» **PROBLEM TO SOLVE**:
Among the lines of the data, copy those that hold "pregnant".

» **DATASET**:
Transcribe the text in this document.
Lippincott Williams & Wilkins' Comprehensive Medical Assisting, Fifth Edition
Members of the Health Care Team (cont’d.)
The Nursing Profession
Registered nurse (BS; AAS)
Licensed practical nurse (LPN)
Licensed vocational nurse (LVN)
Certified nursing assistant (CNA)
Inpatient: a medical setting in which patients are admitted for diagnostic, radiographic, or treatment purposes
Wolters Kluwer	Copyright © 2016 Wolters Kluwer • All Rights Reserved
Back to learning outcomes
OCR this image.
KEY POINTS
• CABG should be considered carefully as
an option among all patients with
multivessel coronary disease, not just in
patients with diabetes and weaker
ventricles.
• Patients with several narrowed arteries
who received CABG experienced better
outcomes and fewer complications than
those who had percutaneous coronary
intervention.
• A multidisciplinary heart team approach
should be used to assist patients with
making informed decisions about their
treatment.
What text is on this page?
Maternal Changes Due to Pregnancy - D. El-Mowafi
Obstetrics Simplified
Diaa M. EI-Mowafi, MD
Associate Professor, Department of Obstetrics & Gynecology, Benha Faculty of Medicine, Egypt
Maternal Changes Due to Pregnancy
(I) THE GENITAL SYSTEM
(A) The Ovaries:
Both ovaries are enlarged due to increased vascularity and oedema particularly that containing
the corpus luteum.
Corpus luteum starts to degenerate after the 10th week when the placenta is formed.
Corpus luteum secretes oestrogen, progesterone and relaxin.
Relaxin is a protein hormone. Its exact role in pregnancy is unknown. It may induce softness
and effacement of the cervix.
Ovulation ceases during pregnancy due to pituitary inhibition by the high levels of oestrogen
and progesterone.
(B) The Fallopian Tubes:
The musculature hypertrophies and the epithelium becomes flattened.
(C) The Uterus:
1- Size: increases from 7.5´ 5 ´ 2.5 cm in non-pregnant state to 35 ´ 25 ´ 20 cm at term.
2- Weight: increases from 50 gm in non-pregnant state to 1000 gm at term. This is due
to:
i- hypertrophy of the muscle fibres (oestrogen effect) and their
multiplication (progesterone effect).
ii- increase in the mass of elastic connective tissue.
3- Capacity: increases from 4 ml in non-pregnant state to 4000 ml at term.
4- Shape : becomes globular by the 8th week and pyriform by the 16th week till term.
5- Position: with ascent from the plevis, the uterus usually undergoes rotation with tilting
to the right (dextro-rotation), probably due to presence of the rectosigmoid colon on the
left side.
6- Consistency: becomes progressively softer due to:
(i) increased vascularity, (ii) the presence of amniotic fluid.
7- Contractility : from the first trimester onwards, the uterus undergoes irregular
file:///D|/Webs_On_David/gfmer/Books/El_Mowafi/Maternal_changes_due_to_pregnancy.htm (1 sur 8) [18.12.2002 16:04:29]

» **RESPONSE TO THIS TASK**:
1- Size: increases from 7.5´ 5 ´ 2.5 cm in non-pregnant state to 35 ´ 25 ´ 20 cm at term.
2- Weight: increases from 50 gm in non-pregnant state to 1000 gm at term. This is due
3- Capacity: increases from 4 ml in non-pregnant state to 4000 ml at term.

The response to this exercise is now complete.